— start —

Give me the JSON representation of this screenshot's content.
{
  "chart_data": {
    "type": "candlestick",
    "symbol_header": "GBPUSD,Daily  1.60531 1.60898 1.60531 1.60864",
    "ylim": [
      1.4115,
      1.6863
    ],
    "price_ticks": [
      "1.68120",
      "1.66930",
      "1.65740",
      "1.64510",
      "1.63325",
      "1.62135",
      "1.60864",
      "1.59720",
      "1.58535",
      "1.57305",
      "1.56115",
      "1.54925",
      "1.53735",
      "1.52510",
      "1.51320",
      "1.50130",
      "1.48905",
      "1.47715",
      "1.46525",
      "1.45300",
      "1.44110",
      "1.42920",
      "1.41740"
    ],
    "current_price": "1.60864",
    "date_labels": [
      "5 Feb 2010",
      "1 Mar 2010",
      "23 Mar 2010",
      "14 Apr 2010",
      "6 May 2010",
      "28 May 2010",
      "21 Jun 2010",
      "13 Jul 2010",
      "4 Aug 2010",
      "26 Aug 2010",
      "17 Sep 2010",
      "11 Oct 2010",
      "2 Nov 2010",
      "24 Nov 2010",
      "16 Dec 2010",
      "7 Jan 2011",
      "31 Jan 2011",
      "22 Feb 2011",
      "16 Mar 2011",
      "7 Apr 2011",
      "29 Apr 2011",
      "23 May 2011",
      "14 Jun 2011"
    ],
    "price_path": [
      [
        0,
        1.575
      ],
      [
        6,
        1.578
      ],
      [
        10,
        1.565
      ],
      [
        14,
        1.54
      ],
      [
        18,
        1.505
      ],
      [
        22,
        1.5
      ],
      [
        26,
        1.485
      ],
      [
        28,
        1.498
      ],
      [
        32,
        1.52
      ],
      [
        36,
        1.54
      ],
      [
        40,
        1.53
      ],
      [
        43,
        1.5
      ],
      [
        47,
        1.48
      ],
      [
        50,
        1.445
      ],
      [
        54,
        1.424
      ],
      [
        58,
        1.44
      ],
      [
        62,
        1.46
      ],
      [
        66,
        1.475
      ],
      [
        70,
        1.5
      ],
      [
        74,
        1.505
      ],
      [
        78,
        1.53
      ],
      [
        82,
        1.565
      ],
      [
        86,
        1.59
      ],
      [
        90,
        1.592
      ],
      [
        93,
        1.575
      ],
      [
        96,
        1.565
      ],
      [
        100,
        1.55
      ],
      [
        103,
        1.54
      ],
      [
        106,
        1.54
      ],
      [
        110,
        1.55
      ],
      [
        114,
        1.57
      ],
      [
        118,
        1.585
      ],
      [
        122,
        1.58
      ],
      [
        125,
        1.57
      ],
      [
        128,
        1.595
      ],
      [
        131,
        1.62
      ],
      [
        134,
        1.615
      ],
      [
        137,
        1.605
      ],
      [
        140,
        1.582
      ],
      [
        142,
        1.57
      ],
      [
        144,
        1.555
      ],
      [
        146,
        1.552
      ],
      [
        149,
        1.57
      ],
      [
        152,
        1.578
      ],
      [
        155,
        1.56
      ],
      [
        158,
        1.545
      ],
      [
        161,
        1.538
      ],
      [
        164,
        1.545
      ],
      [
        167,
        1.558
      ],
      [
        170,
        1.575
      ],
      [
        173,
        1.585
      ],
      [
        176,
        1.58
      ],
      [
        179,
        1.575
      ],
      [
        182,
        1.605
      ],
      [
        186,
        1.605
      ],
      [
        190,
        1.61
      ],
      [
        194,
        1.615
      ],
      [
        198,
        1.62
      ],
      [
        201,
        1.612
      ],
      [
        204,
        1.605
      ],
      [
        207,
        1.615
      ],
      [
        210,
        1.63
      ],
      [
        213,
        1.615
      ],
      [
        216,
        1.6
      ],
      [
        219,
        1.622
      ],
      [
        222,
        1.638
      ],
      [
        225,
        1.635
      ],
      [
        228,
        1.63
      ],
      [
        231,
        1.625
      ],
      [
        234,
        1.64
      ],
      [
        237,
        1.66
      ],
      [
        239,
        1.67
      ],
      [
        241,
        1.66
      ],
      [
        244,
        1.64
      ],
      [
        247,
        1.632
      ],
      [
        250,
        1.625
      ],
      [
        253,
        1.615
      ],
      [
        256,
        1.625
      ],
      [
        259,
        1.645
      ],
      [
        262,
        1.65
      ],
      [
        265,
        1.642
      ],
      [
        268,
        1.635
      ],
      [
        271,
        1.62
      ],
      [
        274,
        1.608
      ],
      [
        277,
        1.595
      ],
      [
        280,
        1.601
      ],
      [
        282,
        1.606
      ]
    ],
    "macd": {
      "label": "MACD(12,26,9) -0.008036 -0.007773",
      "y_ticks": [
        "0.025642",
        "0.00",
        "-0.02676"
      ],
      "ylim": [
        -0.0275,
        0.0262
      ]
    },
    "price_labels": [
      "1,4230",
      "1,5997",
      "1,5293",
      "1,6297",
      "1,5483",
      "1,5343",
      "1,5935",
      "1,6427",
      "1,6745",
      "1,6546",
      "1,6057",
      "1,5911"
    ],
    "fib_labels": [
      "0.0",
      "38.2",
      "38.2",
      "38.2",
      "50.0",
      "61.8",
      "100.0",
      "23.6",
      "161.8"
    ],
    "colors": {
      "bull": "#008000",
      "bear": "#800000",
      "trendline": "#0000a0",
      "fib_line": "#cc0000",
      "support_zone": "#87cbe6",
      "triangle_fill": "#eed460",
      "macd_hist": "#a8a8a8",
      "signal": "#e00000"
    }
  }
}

— end —

◆ TASK BRIEF: Extract the data in full. Keep it word for word.

◆ TASK RESULT:
Give me the JSON representation of this screenshot's content.
{
  "chart_data": {
    "type": "candlestick",
    "symbol_header": "GBPUSD,Daily  1.60531 1.60898 1.60531 1.60864",
    "ylim": [
      1.4115,
      1.6863
    ],
    "price_ticks": [
      "1.68120",
      "1.66930",
      "1.65740",
      "1.64510",
      "1.63325",
      "1.62135",
      "1.60864",
      "1.59720",
      "1.58535",
      "1.57305",
      "1.56115",
      "1.54925",
      "1.53735",
      "1.52510",
      "1.51320",
      "1.50130",
      "1.48905",
      "1.47715",
      "1.46525",
      "1.45300",
      "1.44110",
      "1.42920",
      "1.41740"
    ],
    "current_price": "1.60864",
    "date_labels": [
      "5 Feb 2010",
      "1 Mar 2010",
      "23 Mar 2010",
      "14 Apr 2010",
      "6 May 2010",
      "28 May 2010",
      "21 Jun 2010",
      "13 Jul 2010",
      "4 Aug 2010",
      "26 Aug 2010",
      "17 Sep 2010",
      "11 Oct 2010",
      "2 Nov 2010",
      "24 Nov 2010",
      "16 Dec 2010",
      "7 Jan 2011",
      "31 Jan 2011",
      "22 Feb 2011",
      "16 Mar 2011",
      "7 Apr 2011",
      "29 Apr 2011",
      "23 May 2011",
      "14 Jun 2011"
    ],
    "price_path": [
      [
        0,
        1.575
      ],
      [
        6,
        1.578
      ],
      [
        10,
        1.565
      ],
      [
        14,
        1.54
      ],
      [
        18,
        1.505
      ],
      [
        22,
        1.5
      ],
      [
        26,
        1.485
      ],
      [
        28,
        1.498
      ],
      [
        32,
        1.52
      ],
      [
        36,
        1.54
      ],
      [
        40,
        1.53
      ],
      [
        43,
        1.5
      ],
      [
        47,
        1.48
      ],
      [
        50,
        1.445
      ],
      [
        54,
        1.424
      ],
      [
        58,
        1.44
      ],
      [
        62,
        1.46
      ],
      [
        66,
        1.475
      ],
      [
        70,
        1.5
      ],
      [
        74,
        1.505
      ],
      [
        78,
        1.53
      ],
      [
        82,
        1.565
      ],
      [
        86,
        1.59
      ],
      [
        90,
        1.592
      ],
      [
        93,
        1.575
      ],
      [
        96,
        1.565
      ],
      [
        100,
        1.55
      ],
      [
        103,
        1.54
      ],
      [
        106,
        1.54
      ],
      [
        110,
        1.55
      ],
      [
        114,
        1.57
      ],
      [
        118,
        1.585
      ],
      [
        122,
        1.58
      ],
      [
        125,
        1.57
      ],
      [
        128,
        1.595
      ],
      [
        131,
        1.62
      ],
      [
        134,
        1.615
      ],
      [
        137,
        1.605
      ],
      [
        140,
        1.582
      ],
      [
        142,
        1.57
      ],
      [
        144,
        1.555
      ],
      [
        146,
        1.552
      ],
      [
        149,
        1.57
      ],
      [
        152,
        1.578
      ],
      [
        155,
        1.56
      ],
      [
        158,
        1.545
      ],
      [
        161,
        1.538
      ],
      [
        164,
        1.545
      ],
      [
        167,
        1.558
      ],
      [
        170,
        1.575
      ],
      [
        173,
        1.585
      ],
      [
        176,
        1.58
      ],
      [
        179,
        1.575
      ],
      [
        182,
        1.605
      ],
      [
        186,
        1.605
      ],
      [
        190,
        1.61
      ],
      [
        194,
        1.615
      ],
      [
        198,
        1.62
      ],
      [
        201,
        1.612
      ],
      [
        204,
        1.605
      ],
      [
        207,
        1.615
      ],
      [
        210,
        1.63
      ],
      [
        213,
        1.615
      ],
      [
        216,
        1.6
      ],
      [
        219,
        1.622
      ],
      [
        222,
        1.638
      ],
      [
        225,
        1.635
      ],
      [
        228,
        1.63
      ],
      [
        231,
        1.625
      ],
      [
        234,
        1.64
      ],
      [
        237,
        1.66
      ],
      [
        239,
        1.67
      ],
      [
        241,
        1.66
      ],
      [
        244,
        1.64
      ],
      [
        247,
        1.632
      ],
      [
        250,
        1.625
      ],
      [
        253,
        1.615
      ],
      [
        256,
        1.625
      ],
      [
        259,
        1.645
      ],
      [
        262,
        1.65
      ],
      [
        265,
        1.642
      ],
      [
        268,
        1.635
      ],
      [
        271,
        1.62
      ],
      [
        274,
        1.608
      ],
      [
        277,
        1.595
      ],
      [
        280,
        1.601
      ],
      [
        282,
        1.606
      ]
    ],
    "macd": {
      "label": "MACD(12,26,9) -0.008036 -0.007773",
      "y_ticks": [
        "0.025642",
        "0.00",
        "-0.02676"
      ],
      "ylim": [
        -0.0275,
        0.0262
      ]
    },
    "price_labels": [
      "1,4230",
      "1,5997",
      "1,5293",
      "1,6297",
      "1,5483",
      "1,5343",
      "1,5935",
      "1,6427",
      "1,6745",
      "1,6546",
      "1,6057",
      "1,5911"
    ],
    "fib_labels": [
      "0.0",
      "38.2",
      "38.2",
      "38.2",
      "50.0",
      "61.8",
      "100.0",
      "23.6",
      "161.8"
    ],
    "colors": {
      "bull": "#008000",
      "bear": "#800000",
      "trendline": "#0000a0",
      "fib_line": "#cc0000",
      "support_zone": "#87cbe6",
      "triangle_fill": "#eed460",
      "macd_hist": "#a8a8a8",
      "signal": "#e00000"
    }
  }
}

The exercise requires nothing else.